▶ GIVEN REQUEST:
Among the lines below, list those containing the string "நகரத".

··· INPUT ROWS ···

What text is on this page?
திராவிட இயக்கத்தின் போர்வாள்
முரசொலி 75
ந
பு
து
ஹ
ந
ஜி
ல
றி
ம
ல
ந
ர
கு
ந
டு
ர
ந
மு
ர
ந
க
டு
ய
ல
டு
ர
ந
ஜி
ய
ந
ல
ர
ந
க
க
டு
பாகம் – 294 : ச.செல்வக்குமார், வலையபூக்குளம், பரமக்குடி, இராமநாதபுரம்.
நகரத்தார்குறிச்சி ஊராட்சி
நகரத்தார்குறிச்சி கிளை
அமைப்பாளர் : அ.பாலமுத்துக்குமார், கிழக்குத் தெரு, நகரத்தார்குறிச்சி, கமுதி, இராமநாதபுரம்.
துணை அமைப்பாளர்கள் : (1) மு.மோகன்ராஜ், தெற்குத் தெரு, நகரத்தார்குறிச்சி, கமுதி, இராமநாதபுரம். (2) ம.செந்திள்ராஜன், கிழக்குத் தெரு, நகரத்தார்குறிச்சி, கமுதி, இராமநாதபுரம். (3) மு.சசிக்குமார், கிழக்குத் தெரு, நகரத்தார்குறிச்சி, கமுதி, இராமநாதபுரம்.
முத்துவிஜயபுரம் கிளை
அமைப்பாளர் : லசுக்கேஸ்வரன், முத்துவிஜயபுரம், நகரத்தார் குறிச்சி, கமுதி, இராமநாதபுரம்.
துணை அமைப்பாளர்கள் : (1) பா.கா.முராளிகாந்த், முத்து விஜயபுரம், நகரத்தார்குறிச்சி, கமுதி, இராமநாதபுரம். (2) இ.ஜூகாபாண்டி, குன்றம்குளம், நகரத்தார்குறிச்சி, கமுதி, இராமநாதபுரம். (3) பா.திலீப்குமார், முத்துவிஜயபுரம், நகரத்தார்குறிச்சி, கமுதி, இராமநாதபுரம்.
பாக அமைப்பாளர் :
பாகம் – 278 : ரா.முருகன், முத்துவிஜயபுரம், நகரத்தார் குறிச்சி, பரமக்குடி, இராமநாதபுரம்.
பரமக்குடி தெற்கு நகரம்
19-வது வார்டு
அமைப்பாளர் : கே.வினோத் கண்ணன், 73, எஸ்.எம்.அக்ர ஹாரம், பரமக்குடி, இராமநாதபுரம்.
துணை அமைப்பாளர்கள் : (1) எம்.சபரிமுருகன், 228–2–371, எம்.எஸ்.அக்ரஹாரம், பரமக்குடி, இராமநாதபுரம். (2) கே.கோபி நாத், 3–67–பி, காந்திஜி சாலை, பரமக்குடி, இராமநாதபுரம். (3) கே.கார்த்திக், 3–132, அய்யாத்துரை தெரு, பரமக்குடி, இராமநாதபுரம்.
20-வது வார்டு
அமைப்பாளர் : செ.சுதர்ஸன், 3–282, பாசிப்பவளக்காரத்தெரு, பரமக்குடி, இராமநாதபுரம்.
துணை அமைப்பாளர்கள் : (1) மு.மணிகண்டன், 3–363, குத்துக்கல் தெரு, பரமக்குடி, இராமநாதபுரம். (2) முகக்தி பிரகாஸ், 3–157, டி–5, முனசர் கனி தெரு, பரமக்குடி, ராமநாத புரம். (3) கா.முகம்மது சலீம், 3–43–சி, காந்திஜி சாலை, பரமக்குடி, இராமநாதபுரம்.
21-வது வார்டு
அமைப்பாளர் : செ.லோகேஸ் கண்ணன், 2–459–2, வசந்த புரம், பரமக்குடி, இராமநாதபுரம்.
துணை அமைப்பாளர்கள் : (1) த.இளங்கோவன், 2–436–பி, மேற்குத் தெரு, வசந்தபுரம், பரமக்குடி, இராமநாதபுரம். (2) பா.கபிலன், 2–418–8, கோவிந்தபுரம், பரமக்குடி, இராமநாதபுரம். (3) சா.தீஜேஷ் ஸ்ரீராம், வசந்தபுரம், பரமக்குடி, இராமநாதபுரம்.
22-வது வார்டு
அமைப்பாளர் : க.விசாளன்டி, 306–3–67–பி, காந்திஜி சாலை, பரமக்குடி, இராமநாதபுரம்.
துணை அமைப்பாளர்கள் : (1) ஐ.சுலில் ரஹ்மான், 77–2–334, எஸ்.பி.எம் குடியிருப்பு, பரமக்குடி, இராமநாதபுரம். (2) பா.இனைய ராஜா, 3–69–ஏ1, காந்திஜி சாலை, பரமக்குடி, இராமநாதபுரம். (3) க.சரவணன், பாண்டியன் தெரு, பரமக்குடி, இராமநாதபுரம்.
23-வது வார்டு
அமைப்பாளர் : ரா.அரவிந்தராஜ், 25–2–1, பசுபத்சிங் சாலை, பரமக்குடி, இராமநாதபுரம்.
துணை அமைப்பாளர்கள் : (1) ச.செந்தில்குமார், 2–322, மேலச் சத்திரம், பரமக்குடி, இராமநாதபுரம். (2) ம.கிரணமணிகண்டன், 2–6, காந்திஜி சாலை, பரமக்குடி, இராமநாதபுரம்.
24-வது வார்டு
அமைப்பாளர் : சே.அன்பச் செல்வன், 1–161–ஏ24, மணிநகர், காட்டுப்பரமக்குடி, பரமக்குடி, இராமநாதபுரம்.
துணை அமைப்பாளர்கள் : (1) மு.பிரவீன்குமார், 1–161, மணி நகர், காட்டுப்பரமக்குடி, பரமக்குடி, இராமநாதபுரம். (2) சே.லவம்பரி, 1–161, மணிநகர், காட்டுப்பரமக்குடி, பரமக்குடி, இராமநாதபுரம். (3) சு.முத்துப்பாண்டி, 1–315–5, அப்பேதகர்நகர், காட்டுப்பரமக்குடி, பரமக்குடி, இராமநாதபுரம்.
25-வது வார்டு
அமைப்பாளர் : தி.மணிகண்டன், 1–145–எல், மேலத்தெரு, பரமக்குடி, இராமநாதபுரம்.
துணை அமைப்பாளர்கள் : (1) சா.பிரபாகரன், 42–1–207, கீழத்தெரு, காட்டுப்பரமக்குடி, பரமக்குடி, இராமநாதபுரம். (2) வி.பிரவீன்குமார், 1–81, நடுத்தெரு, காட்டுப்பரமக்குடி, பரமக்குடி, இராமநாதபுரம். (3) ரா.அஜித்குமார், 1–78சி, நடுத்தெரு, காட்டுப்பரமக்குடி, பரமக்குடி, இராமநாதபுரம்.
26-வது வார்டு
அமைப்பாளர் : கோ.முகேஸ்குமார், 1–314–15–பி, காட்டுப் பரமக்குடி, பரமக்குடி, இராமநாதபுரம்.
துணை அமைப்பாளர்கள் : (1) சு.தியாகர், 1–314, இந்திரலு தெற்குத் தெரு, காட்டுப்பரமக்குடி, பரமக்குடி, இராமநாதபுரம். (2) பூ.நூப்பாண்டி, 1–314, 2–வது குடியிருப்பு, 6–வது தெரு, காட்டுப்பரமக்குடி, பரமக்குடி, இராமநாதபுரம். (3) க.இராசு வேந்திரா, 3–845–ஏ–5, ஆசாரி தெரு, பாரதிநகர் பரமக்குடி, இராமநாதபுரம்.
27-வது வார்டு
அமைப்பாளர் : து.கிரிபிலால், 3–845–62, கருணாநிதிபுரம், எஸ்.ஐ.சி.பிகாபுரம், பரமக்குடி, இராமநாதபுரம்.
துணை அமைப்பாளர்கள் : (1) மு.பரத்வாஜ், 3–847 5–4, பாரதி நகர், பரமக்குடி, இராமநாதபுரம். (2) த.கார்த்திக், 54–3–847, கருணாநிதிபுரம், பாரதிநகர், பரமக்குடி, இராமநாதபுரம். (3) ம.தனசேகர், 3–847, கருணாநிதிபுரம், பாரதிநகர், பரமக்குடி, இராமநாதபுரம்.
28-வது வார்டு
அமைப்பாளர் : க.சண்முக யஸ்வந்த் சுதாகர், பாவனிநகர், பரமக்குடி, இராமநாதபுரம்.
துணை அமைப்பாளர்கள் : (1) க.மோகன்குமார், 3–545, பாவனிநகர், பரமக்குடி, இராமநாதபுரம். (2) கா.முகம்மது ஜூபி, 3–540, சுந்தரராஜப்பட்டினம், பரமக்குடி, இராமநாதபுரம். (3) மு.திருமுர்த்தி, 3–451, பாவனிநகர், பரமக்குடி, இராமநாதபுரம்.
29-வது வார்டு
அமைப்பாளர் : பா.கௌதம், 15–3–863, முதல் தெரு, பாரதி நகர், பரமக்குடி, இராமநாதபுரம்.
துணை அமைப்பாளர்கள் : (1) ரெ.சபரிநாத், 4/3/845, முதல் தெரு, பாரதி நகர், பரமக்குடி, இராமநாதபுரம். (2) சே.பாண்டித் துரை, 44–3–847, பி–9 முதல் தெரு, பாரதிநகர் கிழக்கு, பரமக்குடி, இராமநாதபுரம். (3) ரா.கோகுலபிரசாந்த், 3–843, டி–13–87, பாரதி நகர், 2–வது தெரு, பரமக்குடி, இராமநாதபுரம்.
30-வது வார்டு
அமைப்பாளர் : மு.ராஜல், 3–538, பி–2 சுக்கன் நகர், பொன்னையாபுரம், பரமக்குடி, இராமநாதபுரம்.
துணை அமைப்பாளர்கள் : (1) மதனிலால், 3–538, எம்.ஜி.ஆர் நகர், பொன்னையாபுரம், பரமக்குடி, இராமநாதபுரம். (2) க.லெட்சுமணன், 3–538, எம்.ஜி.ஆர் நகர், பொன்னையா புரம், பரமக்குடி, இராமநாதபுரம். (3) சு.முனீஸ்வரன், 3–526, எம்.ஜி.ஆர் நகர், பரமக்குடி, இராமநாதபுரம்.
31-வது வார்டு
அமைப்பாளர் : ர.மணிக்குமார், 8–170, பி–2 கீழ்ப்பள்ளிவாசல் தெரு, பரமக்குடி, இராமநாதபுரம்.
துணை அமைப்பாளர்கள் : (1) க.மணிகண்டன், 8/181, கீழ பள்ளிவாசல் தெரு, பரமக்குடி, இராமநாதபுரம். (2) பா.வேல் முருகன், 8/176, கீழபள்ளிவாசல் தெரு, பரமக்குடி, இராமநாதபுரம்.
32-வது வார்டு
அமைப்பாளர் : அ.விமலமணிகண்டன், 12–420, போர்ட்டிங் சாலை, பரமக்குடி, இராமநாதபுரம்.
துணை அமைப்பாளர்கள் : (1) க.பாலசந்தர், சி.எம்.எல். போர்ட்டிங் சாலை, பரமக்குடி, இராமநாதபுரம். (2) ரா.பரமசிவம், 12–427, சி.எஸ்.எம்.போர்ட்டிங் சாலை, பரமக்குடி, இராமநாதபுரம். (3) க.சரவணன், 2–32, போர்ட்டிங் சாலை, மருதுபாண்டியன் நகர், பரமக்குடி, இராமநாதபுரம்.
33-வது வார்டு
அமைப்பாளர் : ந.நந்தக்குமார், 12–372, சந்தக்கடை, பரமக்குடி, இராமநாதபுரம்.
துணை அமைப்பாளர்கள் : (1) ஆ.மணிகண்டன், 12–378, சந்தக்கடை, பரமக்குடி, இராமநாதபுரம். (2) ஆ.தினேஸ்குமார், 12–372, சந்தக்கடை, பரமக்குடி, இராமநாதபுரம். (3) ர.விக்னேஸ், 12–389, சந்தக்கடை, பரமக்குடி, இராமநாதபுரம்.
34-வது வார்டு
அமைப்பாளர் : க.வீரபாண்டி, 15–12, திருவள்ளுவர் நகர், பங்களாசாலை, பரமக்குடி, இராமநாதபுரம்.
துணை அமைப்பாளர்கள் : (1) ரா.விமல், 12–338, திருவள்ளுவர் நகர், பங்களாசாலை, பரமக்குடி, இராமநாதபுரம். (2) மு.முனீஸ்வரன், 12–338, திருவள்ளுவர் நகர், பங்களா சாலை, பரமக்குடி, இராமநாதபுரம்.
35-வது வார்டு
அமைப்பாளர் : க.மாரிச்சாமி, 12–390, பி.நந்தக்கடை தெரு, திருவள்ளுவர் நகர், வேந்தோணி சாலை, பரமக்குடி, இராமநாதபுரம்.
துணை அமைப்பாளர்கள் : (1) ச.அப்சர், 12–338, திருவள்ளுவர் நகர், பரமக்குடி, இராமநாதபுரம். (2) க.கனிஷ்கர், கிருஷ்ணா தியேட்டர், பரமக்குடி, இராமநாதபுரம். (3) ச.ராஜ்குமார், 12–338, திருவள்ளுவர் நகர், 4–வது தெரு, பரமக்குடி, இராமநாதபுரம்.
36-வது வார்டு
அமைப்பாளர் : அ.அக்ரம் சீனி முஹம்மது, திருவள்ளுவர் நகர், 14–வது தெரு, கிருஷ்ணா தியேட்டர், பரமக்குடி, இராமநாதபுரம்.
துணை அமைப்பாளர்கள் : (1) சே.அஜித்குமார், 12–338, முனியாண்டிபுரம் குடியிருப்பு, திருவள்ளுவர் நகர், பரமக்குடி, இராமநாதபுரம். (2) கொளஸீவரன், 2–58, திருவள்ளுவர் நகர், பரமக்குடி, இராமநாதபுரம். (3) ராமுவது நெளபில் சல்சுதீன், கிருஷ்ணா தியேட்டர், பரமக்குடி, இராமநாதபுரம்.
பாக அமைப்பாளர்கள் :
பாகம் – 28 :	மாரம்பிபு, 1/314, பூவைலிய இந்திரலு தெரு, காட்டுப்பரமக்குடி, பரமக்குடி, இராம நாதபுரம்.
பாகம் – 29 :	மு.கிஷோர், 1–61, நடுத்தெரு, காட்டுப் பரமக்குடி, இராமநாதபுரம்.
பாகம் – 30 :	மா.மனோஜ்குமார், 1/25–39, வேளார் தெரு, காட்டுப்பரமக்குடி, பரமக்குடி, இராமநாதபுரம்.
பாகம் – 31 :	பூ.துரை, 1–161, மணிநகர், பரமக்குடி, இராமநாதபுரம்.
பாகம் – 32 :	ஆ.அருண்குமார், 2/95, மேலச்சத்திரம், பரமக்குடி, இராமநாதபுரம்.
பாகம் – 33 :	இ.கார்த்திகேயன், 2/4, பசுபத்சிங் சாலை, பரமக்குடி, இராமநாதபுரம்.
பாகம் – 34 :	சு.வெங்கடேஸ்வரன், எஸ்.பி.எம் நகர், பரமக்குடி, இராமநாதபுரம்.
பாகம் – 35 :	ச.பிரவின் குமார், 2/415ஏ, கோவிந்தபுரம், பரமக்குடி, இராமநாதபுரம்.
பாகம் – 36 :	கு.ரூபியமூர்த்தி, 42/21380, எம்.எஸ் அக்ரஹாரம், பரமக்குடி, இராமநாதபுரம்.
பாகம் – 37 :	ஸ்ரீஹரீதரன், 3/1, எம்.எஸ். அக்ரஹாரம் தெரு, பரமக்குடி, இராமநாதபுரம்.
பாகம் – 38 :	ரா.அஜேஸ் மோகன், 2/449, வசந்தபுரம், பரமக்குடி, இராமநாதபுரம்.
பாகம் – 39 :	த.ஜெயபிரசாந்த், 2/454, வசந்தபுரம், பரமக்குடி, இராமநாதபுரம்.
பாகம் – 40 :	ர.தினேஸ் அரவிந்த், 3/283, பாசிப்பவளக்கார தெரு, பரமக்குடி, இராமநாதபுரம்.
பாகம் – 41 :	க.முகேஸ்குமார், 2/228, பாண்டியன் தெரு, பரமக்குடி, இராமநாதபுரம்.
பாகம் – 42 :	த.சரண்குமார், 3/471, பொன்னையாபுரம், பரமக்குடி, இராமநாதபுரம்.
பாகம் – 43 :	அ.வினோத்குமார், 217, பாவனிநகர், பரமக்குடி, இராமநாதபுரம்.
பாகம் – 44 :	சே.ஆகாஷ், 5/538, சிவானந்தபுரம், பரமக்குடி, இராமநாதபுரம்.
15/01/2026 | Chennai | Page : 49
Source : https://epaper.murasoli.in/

···

▶ WRITTEN ANSWER:
நகரத்தார்குறிச்சி ஊராட்சி
நகரத்தார்குறிச்சி கிளை
அமைப்பாளர் : அ.பாலமுத்துக்குமார், கிழக்குத் தெரு, நகரத்தார்குறிச்சி, கமுதி, இராமநாதபுரம்.
துணை அமைப்பாளர்கள் : (1) மு.மோகன்ராஜ், தெற்குத் தெரு, நகரத்தார்குறிச்சி, கமுதி, இராமநாதபுரம். (2) ம.செந்திள்ராஜன், கிழக்குத் தெரு, நகரத்தார்குறிச்சி, கமுதி, இராமநாதபுரம். (3) மு.சசிக்குமார், கிழக்குத் தெரு, நகரத்தார்குறிச்சி, கமுதி, இராமநாதபுரம்.
அமைப்பாளர் : லசுக்கேஸ்வரன், முத்துவிஜயபுரம், நகரத்தார் குறிச்சி, கமுதி, இராமநாதபுரம்.
துணை அமைப்பாளர்கள் : (1) பா.கா.முராளிகாந்த், முத்து விஜயபுரம், நகரத்தார்குறிச்சி, கமுதி, இராமநாதபுரம். (2) இ.ஜூகாபாண்டி, குன்றம்குளம், நகரத்தார்குறிச்சி, கமுதி, இராமநாதபுரம். (3) பா.திலீப்குமார், முத்துவிஜயபுரம், நகரத்தார்குறிச்சி, கமுதி, இராமநாதபுரம்.
பாகம் – 278 : ரா.முருகன், முத்துவிஜயபுரம், நகரத்தார் குறிச்சி, பரமக்குடி, இராமநாதபுரம்.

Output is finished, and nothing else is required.